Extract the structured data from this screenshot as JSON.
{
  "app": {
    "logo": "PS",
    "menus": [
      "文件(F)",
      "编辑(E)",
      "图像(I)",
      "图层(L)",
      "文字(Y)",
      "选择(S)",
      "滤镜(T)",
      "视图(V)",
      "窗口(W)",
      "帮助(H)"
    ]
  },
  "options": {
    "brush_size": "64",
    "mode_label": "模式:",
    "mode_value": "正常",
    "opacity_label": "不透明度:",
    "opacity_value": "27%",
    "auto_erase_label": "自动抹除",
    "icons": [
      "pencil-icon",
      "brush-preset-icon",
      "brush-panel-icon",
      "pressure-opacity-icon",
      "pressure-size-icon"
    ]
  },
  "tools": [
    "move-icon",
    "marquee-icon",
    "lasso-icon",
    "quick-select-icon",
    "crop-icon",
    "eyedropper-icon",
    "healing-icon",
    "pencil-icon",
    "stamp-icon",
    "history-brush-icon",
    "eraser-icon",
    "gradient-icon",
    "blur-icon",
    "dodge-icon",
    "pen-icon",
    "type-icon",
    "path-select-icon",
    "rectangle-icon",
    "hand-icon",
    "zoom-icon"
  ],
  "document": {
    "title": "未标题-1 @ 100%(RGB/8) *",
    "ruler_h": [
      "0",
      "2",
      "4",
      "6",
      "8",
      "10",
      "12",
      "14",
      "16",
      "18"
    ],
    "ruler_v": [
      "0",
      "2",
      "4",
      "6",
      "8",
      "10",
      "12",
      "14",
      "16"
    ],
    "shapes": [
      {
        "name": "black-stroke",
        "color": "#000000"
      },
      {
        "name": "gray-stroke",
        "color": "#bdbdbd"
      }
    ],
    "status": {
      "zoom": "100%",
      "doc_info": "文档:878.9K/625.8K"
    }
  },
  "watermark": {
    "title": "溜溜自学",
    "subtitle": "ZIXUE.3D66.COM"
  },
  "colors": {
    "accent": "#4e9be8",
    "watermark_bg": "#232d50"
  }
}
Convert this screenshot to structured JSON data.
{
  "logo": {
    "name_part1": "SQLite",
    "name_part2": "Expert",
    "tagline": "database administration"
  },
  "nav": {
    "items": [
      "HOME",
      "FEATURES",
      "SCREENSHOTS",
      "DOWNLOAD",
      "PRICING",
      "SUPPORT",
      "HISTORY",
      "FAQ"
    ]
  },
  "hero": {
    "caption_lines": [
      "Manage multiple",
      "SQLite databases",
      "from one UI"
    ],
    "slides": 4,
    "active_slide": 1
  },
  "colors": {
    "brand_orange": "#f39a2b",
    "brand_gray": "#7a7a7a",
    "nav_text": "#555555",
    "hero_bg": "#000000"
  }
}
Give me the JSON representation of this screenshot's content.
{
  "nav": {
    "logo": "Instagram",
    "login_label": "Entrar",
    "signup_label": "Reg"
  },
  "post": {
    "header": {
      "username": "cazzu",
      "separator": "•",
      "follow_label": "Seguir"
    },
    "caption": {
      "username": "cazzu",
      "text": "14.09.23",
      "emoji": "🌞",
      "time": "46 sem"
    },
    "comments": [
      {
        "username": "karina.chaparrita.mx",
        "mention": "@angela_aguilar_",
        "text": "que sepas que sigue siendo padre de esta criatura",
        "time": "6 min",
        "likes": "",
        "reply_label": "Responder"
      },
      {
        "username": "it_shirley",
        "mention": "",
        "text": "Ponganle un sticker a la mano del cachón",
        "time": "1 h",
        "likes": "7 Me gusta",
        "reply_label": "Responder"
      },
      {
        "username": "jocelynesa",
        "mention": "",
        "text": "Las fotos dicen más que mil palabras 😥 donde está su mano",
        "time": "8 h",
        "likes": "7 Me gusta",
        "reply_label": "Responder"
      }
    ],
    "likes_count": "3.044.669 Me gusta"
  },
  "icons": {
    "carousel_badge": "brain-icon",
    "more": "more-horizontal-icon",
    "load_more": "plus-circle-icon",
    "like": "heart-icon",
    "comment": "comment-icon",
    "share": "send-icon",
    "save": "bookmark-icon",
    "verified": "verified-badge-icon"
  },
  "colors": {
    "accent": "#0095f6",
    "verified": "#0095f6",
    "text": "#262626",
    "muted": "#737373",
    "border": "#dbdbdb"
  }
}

══════════════════════════════

#### [WHAT IS EXPECTED]
Everything from the line containing "Give me the" to the last line of the entries above should be quoted exactly, and only that.

#### [EXERCISE RESPONSE]
Give me the JSON representation of this screenshot's content.
{
  "nav": {
    "logo": "Instagram",
    "login_label": "Entrar",
    "signup_label": "Reg"
  },
  "post": {
    "header": {
      "username": "cazzu",
      "separator": "•",
      "follow_label": "Seguir"
    },
    "caption": {
      "username": "cazzu",
      "text": "14.09.23",
      "emoji": "🌞",
      "time": "46 sem"
    },
    "comments": [
      {
        "username": "karina.chaparrita.mx",
        "mention": "@angela_aguilar_",
        "text": "que sepas que sigue siendo padre de esta criatura",
        "time": "6 min",
        "likes": "",
        "reply_label": "Responder"
      },
      {
        "username": "it_shirley",
        "mention": "",
        "text": "Ponganle un sticker a la mano del cachón",
        "time": "1 h",
        "likes": "7 Me gusta",
        "reply_label": "Responder"
      },
      {
        "username": "jocelynesa",
        "mention": "",
        "text": "Las fotos dicen más que mil palabras 😥 donde está su mano",
        "time": "8 h",
        "likes": "7 Me gusta",
        "reply_label": "Responder"
      }
    ],
    "likes_count": "3.044.669 Me gusta"
  },
  "icons": {
    "carousel_badge": "brain-icon",
    "more": "more-horizontal-icon",
    "load_more": "plus-circle-icon",
    "like": "heart-icon",
    "comment": "comment-icon",
    "share": "send-icon",
    "save": "bookmark-icon",
    "verified": "verified-badge-icon"
  },
  "colors": {
    "accent": "#0095f6",
    "verified": "#0095f6",
    "text": "#262626",
    "muted": "#737373",
    "border": "#dbdbdb"
  }
}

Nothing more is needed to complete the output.